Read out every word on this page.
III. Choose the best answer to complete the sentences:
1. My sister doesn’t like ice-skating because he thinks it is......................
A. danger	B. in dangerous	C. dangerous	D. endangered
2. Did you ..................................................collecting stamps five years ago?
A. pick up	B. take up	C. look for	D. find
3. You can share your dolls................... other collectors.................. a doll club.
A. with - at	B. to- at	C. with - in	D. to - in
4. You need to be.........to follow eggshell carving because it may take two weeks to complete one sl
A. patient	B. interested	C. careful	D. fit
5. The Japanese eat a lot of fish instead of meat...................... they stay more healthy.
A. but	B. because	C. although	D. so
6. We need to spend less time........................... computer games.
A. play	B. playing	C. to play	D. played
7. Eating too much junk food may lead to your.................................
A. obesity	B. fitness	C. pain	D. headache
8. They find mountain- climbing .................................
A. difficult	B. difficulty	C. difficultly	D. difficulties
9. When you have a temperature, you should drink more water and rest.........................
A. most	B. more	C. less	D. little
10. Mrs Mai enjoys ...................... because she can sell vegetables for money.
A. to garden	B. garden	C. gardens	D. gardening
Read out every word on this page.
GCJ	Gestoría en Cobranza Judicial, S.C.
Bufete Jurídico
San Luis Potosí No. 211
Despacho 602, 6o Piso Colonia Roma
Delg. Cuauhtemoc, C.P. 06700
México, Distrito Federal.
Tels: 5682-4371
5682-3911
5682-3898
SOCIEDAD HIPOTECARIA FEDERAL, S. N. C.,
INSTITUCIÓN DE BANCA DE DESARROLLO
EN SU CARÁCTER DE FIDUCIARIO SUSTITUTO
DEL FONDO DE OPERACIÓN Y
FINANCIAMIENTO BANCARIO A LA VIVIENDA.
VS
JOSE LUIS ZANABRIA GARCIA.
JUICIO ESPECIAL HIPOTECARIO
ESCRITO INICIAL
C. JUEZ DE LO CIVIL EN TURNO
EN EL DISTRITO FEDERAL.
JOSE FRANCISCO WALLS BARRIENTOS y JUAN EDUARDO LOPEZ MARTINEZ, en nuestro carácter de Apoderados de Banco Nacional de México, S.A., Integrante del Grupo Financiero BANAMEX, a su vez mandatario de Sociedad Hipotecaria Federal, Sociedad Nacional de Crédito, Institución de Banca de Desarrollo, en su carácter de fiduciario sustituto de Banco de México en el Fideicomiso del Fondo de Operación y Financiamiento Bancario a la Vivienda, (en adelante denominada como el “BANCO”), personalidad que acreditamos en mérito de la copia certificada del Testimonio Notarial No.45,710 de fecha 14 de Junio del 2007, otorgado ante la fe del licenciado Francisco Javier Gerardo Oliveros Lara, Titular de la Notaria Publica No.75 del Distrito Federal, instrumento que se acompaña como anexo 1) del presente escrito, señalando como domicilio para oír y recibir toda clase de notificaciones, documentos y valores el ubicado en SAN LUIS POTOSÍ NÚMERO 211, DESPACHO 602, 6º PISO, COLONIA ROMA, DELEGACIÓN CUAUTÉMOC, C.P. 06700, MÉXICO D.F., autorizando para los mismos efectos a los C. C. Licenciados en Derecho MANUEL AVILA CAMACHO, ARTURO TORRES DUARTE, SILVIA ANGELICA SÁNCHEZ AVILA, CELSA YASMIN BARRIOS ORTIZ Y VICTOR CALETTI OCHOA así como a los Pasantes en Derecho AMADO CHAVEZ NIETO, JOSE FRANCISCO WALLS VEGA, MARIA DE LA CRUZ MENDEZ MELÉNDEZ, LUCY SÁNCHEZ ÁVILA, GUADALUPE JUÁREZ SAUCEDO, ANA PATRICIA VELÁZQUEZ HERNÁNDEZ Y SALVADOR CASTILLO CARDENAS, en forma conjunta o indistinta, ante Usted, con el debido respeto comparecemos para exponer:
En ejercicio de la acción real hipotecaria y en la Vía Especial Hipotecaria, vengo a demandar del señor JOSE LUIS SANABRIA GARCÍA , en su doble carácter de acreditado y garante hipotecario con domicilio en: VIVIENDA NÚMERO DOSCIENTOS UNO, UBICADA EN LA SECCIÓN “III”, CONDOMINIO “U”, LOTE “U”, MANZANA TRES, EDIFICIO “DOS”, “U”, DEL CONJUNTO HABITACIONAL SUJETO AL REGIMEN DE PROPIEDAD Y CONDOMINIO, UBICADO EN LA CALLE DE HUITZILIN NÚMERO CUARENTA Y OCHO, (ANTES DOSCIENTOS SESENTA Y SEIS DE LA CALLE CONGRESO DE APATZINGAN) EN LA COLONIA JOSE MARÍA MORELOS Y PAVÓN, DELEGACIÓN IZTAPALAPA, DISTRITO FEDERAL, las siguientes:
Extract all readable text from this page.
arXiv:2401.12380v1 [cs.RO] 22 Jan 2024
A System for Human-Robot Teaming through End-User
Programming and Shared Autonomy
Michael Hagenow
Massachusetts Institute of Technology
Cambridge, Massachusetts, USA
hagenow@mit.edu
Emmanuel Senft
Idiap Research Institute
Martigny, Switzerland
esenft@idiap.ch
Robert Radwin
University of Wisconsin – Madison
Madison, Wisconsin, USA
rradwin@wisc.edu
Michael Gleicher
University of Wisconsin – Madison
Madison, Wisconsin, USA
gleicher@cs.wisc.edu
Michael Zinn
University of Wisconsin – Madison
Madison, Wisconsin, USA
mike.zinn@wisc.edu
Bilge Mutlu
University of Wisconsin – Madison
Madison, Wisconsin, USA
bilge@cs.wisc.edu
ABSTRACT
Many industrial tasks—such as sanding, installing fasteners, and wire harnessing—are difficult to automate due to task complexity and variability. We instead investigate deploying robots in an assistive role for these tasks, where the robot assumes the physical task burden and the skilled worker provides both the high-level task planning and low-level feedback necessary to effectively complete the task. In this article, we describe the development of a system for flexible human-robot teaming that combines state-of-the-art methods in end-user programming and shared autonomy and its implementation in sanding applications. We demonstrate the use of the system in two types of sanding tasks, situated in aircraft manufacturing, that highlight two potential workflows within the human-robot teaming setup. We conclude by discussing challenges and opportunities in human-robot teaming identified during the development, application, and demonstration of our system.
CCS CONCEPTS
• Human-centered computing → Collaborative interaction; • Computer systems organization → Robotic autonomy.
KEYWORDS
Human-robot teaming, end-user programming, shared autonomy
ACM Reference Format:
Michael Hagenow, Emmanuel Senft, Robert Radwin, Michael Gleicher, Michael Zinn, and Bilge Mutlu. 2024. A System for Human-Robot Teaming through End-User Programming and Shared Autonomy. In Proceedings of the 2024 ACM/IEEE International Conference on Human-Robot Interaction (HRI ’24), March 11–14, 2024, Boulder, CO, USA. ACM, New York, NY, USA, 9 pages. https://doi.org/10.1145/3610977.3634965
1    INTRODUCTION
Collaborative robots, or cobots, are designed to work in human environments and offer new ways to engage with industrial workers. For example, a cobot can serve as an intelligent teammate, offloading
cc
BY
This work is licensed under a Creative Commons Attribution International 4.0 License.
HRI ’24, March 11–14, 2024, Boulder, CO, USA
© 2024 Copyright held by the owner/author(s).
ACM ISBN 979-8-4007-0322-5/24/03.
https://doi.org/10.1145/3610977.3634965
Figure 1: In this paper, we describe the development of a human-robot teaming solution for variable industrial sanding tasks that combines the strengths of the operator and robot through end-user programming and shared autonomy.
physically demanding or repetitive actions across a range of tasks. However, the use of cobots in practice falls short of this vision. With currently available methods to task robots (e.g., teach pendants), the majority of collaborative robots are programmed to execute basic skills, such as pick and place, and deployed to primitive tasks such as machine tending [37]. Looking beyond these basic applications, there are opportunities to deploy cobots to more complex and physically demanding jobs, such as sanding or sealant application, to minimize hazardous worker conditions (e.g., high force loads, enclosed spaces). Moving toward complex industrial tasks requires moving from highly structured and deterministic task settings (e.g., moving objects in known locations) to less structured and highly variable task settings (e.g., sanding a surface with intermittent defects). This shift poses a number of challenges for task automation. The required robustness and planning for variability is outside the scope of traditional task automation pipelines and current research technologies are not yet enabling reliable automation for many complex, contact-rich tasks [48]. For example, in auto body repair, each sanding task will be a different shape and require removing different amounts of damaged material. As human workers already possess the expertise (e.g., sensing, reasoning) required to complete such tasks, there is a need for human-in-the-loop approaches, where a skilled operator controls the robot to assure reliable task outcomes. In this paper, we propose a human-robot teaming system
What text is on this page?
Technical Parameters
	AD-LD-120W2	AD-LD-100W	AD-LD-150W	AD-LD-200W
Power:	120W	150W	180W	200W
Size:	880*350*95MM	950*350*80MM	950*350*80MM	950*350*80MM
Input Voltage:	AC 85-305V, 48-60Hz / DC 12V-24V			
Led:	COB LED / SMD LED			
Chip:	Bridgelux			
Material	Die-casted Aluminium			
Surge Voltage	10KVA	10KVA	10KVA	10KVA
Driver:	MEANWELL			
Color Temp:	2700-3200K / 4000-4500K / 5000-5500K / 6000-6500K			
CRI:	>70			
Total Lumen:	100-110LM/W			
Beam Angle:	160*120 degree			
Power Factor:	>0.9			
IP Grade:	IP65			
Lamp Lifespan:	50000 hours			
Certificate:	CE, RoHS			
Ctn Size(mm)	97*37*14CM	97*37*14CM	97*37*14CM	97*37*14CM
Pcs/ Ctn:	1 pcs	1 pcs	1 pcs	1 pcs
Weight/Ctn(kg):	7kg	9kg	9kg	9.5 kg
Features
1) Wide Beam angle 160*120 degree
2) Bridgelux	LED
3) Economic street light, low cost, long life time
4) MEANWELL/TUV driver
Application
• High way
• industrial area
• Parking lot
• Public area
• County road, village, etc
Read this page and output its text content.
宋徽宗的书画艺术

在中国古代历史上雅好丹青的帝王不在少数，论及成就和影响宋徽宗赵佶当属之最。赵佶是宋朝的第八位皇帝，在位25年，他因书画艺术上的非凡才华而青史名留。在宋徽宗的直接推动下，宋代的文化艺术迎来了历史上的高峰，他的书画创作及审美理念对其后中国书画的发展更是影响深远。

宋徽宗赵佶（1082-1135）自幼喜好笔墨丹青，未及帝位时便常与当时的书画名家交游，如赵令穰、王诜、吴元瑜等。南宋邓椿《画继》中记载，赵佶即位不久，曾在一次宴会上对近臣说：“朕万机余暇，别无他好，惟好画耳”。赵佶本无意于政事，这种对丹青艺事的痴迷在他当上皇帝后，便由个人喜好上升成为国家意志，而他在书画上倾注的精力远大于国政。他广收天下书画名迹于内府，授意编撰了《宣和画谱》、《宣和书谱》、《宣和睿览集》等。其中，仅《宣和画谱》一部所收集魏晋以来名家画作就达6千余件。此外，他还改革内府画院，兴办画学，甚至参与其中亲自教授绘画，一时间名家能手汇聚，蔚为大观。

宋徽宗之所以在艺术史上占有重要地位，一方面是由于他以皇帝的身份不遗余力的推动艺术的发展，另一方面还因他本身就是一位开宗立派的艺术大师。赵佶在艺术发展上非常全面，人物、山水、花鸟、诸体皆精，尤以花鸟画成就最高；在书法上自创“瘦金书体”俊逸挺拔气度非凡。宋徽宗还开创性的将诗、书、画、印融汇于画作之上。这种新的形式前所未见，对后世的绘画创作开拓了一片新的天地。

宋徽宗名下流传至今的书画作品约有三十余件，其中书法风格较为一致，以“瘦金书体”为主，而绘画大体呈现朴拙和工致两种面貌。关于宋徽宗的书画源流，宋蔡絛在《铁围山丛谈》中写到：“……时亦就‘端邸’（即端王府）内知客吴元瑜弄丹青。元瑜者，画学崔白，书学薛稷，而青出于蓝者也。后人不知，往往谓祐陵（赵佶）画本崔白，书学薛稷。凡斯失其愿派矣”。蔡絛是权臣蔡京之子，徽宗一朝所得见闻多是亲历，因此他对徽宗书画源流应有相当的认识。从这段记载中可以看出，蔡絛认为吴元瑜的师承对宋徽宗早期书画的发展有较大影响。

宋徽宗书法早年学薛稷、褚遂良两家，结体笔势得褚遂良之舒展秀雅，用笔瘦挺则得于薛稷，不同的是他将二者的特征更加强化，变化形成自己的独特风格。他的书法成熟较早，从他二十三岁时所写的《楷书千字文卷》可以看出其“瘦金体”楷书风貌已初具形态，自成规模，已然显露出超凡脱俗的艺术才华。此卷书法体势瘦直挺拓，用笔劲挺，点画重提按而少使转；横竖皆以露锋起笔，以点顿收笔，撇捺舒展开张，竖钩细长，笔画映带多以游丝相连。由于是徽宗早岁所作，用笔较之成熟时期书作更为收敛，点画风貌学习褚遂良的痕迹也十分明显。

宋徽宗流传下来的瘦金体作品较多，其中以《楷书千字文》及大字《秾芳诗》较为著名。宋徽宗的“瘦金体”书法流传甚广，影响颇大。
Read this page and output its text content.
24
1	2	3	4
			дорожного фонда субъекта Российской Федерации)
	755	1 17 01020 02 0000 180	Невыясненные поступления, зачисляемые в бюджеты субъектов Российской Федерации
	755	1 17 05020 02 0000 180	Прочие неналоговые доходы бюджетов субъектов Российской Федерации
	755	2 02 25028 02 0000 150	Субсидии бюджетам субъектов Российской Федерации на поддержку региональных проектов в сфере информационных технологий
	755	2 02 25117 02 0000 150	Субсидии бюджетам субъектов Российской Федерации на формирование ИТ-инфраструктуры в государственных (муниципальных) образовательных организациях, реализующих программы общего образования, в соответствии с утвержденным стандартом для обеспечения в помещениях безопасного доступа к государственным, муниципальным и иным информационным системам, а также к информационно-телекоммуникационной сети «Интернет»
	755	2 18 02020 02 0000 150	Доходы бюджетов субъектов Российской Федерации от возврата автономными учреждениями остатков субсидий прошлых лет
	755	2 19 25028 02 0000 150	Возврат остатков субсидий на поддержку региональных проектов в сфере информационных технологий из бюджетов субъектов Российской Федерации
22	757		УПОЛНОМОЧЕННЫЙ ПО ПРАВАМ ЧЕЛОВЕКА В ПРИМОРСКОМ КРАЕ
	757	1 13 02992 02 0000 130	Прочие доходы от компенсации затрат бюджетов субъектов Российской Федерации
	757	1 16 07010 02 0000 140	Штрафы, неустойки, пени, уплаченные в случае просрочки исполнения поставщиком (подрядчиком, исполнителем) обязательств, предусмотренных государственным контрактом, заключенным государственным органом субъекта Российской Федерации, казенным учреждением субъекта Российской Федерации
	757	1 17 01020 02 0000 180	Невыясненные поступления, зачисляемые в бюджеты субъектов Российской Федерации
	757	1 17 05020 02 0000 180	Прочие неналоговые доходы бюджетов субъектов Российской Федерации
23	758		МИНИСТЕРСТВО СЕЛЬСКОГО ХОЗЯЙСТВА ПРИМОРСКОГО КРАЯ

• [PROBLEM REQUIREMENTS] Gather up the lines containing the word "take" from these records and copy them.

• [WRITTEN ANSWER]
A. pick up	B. take up	C. look for	D. find
4. You need to be.........to follow eggshell carving because it may take two weeks to complete one sl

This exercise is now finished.